--- Begin INFORMATION SUPPLIED ---

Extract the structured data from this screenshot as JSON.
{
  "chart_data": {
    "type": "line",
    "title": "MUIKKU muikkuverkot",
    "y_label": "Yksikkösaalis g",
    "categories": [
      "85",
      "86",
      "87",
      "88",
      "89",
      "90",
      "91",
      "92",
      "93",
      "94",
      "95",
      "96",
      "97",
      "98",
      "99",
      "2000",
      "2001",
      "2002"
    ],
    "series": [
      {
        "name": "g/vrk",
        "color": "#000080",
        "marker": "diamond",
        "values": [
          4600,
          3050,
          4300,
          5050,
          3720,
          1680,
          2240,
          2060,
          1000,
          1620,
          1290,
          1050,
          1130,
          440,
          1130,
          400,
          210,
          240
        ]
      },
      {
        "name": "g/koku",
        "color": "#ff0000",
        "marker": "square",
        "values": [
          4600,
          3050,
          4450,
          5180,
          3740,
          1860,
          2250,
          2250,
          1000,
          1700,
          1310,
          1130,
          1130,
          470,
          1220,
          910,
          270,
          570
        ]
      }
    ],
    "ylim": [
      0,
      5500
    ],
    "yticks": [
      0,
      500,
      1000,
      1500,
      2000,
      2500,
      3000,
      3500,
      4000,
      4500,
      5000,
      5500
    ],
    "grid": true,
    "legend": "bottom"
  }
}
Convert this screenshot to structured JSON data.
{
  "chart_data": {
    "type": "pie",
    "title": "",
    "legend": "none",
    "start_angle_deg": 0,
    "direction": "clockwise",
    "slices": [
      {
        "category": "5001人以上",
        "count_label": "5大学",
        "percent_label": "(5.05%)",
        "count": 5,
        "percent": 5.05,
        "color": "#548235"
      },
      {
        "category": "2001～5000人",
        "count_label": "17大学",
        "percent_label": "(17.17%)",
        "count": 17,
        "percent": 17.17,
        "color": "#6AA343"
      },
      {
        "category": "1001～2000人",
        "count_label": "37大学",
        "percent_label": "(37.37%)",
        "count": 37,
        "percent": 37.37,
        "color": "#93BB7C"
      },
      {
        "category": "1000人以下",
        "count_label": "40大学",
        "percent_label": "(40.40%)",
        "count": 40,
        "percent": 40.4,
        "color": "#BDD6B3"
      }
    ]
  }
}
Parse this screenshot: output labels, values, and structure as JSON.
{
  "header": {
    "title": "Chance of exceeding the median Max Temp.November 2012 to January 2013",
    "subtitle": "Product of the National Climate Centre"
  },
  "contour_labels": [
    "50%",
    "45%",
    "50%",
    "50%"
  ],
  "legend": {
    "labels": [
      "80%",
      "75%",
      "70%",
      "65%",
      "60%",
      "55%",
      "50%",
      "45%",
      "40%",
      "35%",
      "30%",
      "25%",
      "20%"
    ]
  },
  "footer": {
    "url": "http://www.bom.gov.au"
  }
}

--- End INFORMATION SUPPLIED ---

**THE TASK:**
Pick each line holding the word "this" out of the listing.

**CORRECT OUTPUT:**
Extract the structured data from this screenshot as JSON.
Convert this screenshot to structured JSON data.
Parse this screenshot: output labels, values, and structure as JSON.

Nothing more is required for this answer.